EXERCISE: From the data below, restate every line word for word.

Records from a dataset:
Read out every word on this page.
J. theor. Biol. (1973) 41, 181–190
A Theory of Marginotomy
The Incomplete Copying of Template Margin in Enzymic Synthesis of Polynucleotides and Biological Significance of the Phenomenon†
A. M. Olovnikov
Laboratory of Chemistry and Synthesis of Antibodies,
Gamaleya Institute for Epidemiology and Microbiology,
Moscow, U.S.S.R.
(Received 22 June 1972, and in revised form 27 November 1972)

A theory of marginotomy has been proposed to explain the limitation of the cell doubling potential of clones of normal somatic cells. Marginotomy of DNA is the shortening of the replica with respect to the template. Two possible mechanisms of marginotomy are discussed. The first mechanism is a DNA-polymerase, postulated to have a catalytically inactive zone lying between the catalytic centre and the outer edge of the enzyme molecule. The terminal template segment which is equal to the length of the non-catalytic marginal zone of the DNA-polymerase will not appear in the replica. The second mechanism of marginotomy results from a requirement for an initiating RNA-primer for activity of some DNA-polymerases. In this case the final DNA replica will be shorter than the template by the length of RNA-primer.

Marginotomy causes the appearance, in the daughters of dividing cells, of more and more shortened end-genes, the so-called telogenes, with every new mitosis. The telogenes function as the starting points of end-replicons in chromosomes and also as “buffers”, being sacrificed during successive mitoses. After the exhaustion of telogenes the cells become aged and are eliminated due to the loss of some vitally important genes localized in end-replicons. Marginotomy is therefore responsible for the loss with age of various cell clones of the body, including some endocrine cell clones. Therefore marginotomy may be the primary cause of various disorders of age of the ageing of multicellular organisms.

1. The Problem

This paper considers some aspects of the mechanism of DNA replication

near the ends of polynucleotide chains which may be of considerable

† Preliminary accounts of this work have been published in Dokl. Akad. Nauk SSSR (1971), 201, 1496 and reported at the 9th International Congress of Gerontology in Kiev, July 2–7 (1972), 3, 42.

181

WORKED SOLUTION:
Read out every word on this page.
J. theor. Biol. (1973) 41, 181–190
A Theory of Marginotomy
The Incomplete Copying of Template Margin in Enzymic Synthesis of Polynucleotides and Biological Significance of the Phenomenon†
A. M. Olovnikov
Laboratory of Chemistry and Synthesis of Antibodies,
Gamaleya Institute for Epidemiology and Microbiology,
Moscow, U.S.S.R.
(Received 22 June 1972, and in revised form 27 November 1972)

A theory of marginotomy has been proposed to explain the limitation of the cell doubling potential of clones of normal somatic cells. Marginotomy of DNA is the shortening of the replica with respect to the template. Two possible mechanisms of marginotomy are discussed. The first mechanism is a DNA-polymerase, postulated to have a catalytically inactive zone lying between the catalytic centre and the outer edge of the enzyme molecule. The terminal template segment which is equal to the length of the non-catalytic marginal zone of the DNA-polymerase will not appear in the replica. The second mechanism of marginotomy results from a requirement for an initiating RNA-primer for activity of some DNA-polymerases. In this case the final DNA replica will be shorter than the template by the length of RNA-primer.

Marginotomy causes the appearance, in the daughters of dividing cells, of more and more shortened end-genes, the so-called telogenes, with every new mitosis. The telogenes function as the starting points of end-replicons in chromosomes and also as “buffers”, being sacrificed during successive mitoses. After the exhaustion of telogenes the cells become aged and are eliminated due to the loss of some vitally important genes localized in end-replicons. Marginotomy is therefore responsible for the loss with age of various cell clones of the body, including some endocrine cell clones. Therefore marginotomy may be the primary cause of various disorders of age of the ageing of multicellular organisms.

1. The Problem

This paper considers some aspects of the mechanism of DNA replication

near the ends of polynucleotide chains which may be of considerable

† Preliminary accounts of this work have been published in Dokl. Akad. Nauk SSSR (1971), 201, 1496 and reported at the 9th International Congress of Gerontology in Kiev, July 2–7 (1972), 3, 42.

181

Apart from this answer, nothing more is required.